▶ **Data supplied**
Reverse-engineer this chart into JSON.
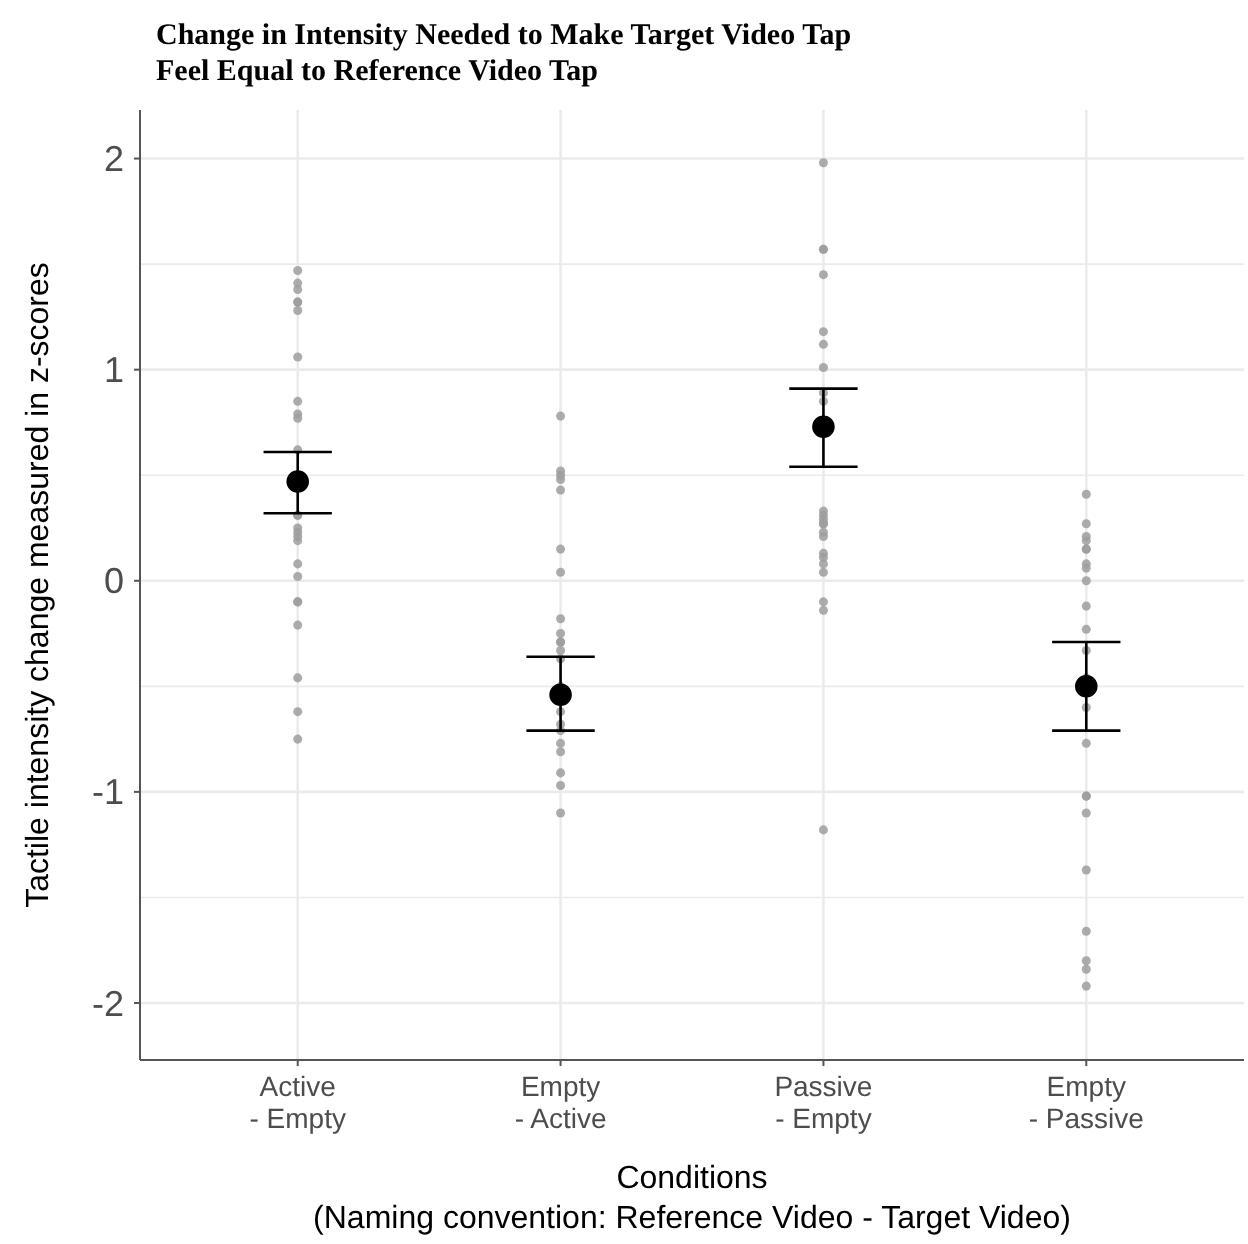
{
  "chart_data": {
    "type": "scatter",
    "title": "Change in Intensity Needed to Make Target Video Tap\nFeel Equal to Reference Video Tap",
    "xlabel": "Conditions\n(Naming convention: Reference Video - Target Video)",
    "ylabel": "Tactile intensity change measured in z-scores",
    "categories": [
      "Active\n- Empty",
      "Empty\n- Active",
      "Passive\n- Empty",
      "Empty\n- Passive"
    ],
    "ylim": [
      -2.27,
      2.23
    ],
    "yticks": [
      -2,
      {
        "value": -1.5,
        "label": null
      },
      -1,
      {
        "value": -0.5,
        "label": null
      },
      0,
      {
        "value": 0.5,
        "label": null
      },
      1,
      {
        "value": 1.5,
        "label": null
      },
      2
    ],
    "grid": true,
    "marker": "circle",
    "series": [
      {
        "color": "#9e9e9e",
        "x": [
          "Active\n- Empty",
          "Active\n- Empty",
          "Active\n- Empty",
          "Active\n- Empty",
          "Active\n- Empty",
          "Active\n- Empty",
          "Active\n- Empty",
          "Active\n- Empty",
          "Active\n- Empty",
          "Active\n- Empty",
          "Active\n- Empty",
          "Active\n- Empty",
          "Active\n- Empty",
          "Active\n- Empty",
          "Active\n- Empty",
          "Active\n- Empty",
          "Active\n- Empty",
          "Active\n- Empty",
          "Active\n- Empty",
          "Active\n- Empty",
          "Active\n- Empty",
          "Active\n- Empty",
          "Active\n- Empty",
          "Active\n- Empty",
          "Active\n- Empty",
          "Empty\n- Active",
          "Empty\n- Active",
          "Empty\n- Active",
          "Empty\n- Active",
          "Empty\n- Active",
          "Empty\n- Active",
          "Empty\n- Active",
          "Empty\n- Active",
          "Empty\n- Active",
          "Empty\n- Active",
          "Empty\n- Active",
          "Empty\n- Active",
          "Empty\n- Active",
          "Empty\n- Active",
          "Empty\n- Active",
          "Empty\n- Active",
          "Empty\n- Active",
          "Empty\n- Active",
          "Empty\n- Active",
          "Empty\n- Active",
          "Empty\n- Active",
          "Empty\n- Active",
          "Passive\n- Empty",
          "Passive\n- Empty",
          "Passive\n- Empty",
          "Passive\n- Empty",
          "Passive\n- Empty",
          "Passive\n- Empty",
          "Passive\n- Empty",
          "Passive\n- Empty",
          "Passive\n- Empty",
          "Passive\n- Empty",
          "Passive\n- Empty",
          "Passive\n- Empty",
          "Passive\n- Empty",
          "Passive\n- Empty",
          "Passive\n- Empty",
          "Passive\n- Empty",
          "Passive\n- Empty",
          "Passive\n- Empty",
          "Passive\n- Empty",
          "Passive\n- Empty",
          "Passive\n- Empty",
          "Passive\n- Empty",
          "Passive\n- Empty",
          "Empty\n- Passive",
          "Empty\n- Passive",
          "Empty\n- Passive",
          "Empty\n- Passive",
          "Empty\n- Passive",
          "Empty\n- Passive",
          "Empty\n- Passive",
          "Empty\n- Passive",
          "Empty\n- Passive",
          "Empty\n- Passive",
          "Empty\n- Passive",
          "Empty\n- Passive",
          "Empty\n- Passive",
          "Empty\n- Passive",
          "Empty\n- Passive",
          "Empty\n- Passive",
          "Empty\n- Passive",
          "Empty\n- Passive",
          "Empty\n- Passive",
          "Empty\n- Passive",
          "Empty\n- Passive",
          "Empty\n- Passive",
          "Empty\n- Passive"
        ],
        "values": [
          1.47,
          1.41,
          1.38,
          1.32,
          1.32,
          1.28,
          1.06,
          0.85,
          0.79,
          0.77,
          0.62,
          0.31,
          0.31,
          0.23,
          0.25,
          0.19,
          0.21,
          0.08,
          0.02,
          -0.1,
          -0.1,
          -0.21,
          -0.46,
          -0.62,
          -0.75,
          0.78,
          0.52,
          0.5,
          0.48,
          0.43,
          0.15,
          0.04,
          -0.18,
          -0.25,
          -0.29,
          -0.29,
          -0.33,
          -0.37,
          -0.5,
          -0.62,
          -0.68,
          -0.71,
          -0.77,
          -0.81,
          -0.91,
          -0.97,
          -1.1,
          1.98,
          1.57,
          1.57,
          1.45,
          1.18,
          1.12,
          1.01,
          0.89,
          0.85,
          0.33,
          0.31,
          0.29,
          0.27,
          0.27,
          0.23,
          0.21,
          0.13,
          0.11,
          0.08,
          0.04,
          -0.14,
          -0.1,
          -1.18,
          0.41,
          0.27,
          0.19,
          0.21,
          0.15,
          0.15,
          0.08,
          0.06,
          0.0,
          -0.12,
          -0.23,
          -0.33,
          -0.46,
          -0.6,
          -0.77,
          -1.02,
          -1.02,
          -1.1,
          -1.37,
          -1.66,
          -1.8,
          -1.84,
          -1.92
        ]
      },
      {
        "color": "#000000",
        "x": [
          "Active\n- Empty",
          "Empty\n- Active",
          "Passive\n- Empty",
          "Empty\n- Passive"
        ],
        "values": [
          0.47,
          -0.54,
          0.73,
          -0.5
        ],
        "errors": [
          [
            0.32,
            0.61
          ],
          [
            -0.71,
            -0.36
          ],
          [
            0.54,
            0.91
          ],
          [
            -0.71,
            -0.29
          ]
        ]
      }
    ]
  }
}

▶ **What is being asked**
Leave the pictures out and reproduce all of the records exactly.

▶ **Full answer**
Reverse-engineer this chart into JSON.
{
  "chart_data": {
    "type": "scatter",
    "title": "Change in Intensity Needed to Make Target Video Tap\nFeel Equal to Reference Video Tap",
    "xlabel": "Conditions\n(Naming convention: Reference Video - Target Video)",
    "ylabel": "Tactile intensity change measured in z-scores",
    "categories": [
      "Active\n- Empty",
      "Empty\n- Active",
      "Passive\n- Empty",
      "Empty\n- Passive"
    ],
    "ylim": [
      -2.27,
      2.23
    ],
    "yticks": [
      -2,
      {
        "value": -1.5,
        "label": null
      },
      -1,
      {
        "value": -0.5,
        "label": null
      },
      0,
      {
        "value": 0.5,
        "label": null
      },
      1,
      {
        "value": 1.5,
        "label": null
      },
      2
    ],
    "grid": true,
    "marker": "circle",
    "series": [
      {
        "color": "#9e9e9e",
        "x": [
          "Active\n- Empty",
          "Active\n- Empty",
          "Active\n- Empty",
          "Active\n- Empty",
          "Active\n- Empty",
          "Active\n- Empty",
          "Active\n- Empty",
          "Active\n- Empty",
          "Active\n- Empty",
          "Active\n- Empty",
          "Active\n- Empty",
          "Active\n- Empty",
          "Active\n- Empty",
          "Active\n- Empty",
          "Active\n- Empty",
          "Active\n- Empty",
          "Active\n- Empty",
          "Active\n- Empty",
          "Active\n- Empty",
          "Active\n- Empty",
          "Active\n- Empty",
          "Active\n- Empty",
          "Active\n- Empty",
          "Active\n- Empty",
          "Active\n- Empty",
          "Empty\n- Active",
          "Empty\n- Active",
          "Empty\n- Active",
          "Empty\n- Active",
          "Empty\n- Active",
          "Empty\n- Active",
          "Empty\n- Active",
          "Empty\n- Active",
          "Empty\n- Active",
          "Empty\n- Active",
          "Empty\n- Active",
          "Empty\n- Active",
          "Empty\n- Active",
          "Empty\n- Active",
          "Empty\n- Active",
          "Empty\n- Active",
          "Empty\n- Active",
          "Empty\n- Active",
          "Empty\n- Active",
          "Empty\n- Active",
          "Empty\n- Active",
          "Empty\n- Active",
          "Passive\n- Empty",
          "Passive\n- Empty",
          "Passive\n- Empty",
          "Passive\n- Empty",
          "Passive\n- Empty",
          "Passive\n- Empty",
          "Passive\n- Empty",
          "Passive\n- Empty",
          "Passive\n- Empty",
          "Passive\n- Empty",
          "Passive\n- Empty",
          "Passive\n- Empty",
          "Passive\n- Empty",
          "Passive\n- Empty",
          "Passive\n- Empty",
          "Passive\n- Empty",
          "Passive\n- Empty",
          "Passive\n- Empty",
          "Passive\n- Empty",
          "Passive\n- Empty",
          "Passive\n- Empty",
          "Passive\n- Empty",
          "Passive\n- Empty",
          "Empty\n- Passive",
          "Empty\n- Passive",
          "Empty\n- Passive",
          "Empty\n- Passive",
          "Empty\n- Passive",
          "Empty\n- Passive",
          "Empty\n- Passive",
          "Empty\n- Passive",
          "Empty\n- Passive",
          "Empty\n- Passive",
          "Empty\n- Passive",
          "Empty\n- Passive",
          "Empty\n- Passive",
          "Empty\n- Passive",
          "Empty\n- Passive",
          "Empty\n- Passive",
          "Empty\n- Passive",
          "Empty\n- Passive",
          "Empty\n- Passive",
          "Empty\n- Passive",
          "Empty\n- Passive",
          "Empty\n- Passive",
          "Empty\n- Passive"
        ],
        "values": [
          1.47,
          1.41,
          1.38,
          1.32,
          1.32,
          1.28,
          1.06,
          0.85,
          0.79,
          0.77,
          0.62,
          0.31,
          0.31,
          0.23,
          0.25,
          0.19,
          0.21,
          0.08,
          0.02,
          -0.1,
          -0.1,
          -0.21,
          -0.46,
          -0.62,
          -0.75,
          0.78,
          0.52,
          0.5,
          0.48,
          0.43,
          0.15,
          0.04,
          -0.18,
          -0.25,
          -0.29,
          -0.29,
          -0.33,
          -0.37,
          -0.5,
          -0.62,
          -0.68,
          -0.71,
          -0.77,
          -0.81,
          -0.91,
          -0.97,
          -1.1,
          1.98,
          1.57,
          1.57,
          1.45,
          1.18,
          1.12,
          1.01,
          0.89,
          0.85,
          0.33,
          0.31,
          0.29,
          0.27,
          0.27,
          0.23,
          0.21,
          0.13,
          0.11,
          0.08,
          0.04,
          -0.14,
          -0.1,
          -1.18,
          0.41,
          0.27,
          0.19,
          0.21,
          0.15,
          0.15,
          0.08,
          0.06,
          0.0,
          -0.12,
          -0.23,
          -0.33,
          -0.46,
          -0.6,
          -0.77,
          -1.02,
          -1.02,
          -1.1,
          -1.37,
          -1.66,
          -1.8,
          -1.84,
          -1.92
        ]
      },
      {
        "color": "#000000",
        "x": [
          "Active\n- Empty",
          "Empty\n- Active",
          "Passive\n- Empty",
          "Empty\n- Passive"
        ],
        "values": [
          0.47,
          -0.54,
          0.73,
          -0.5
        ],
        "errors": [
          [
            0.32,
            0.61
          ],
          [
            -0.71,
            -0.36
          ],
          [
            0.54,
            0.91
          ],
          [
            -0.71,
            -0.29
          ]
        ]
      }
    ]
  }
}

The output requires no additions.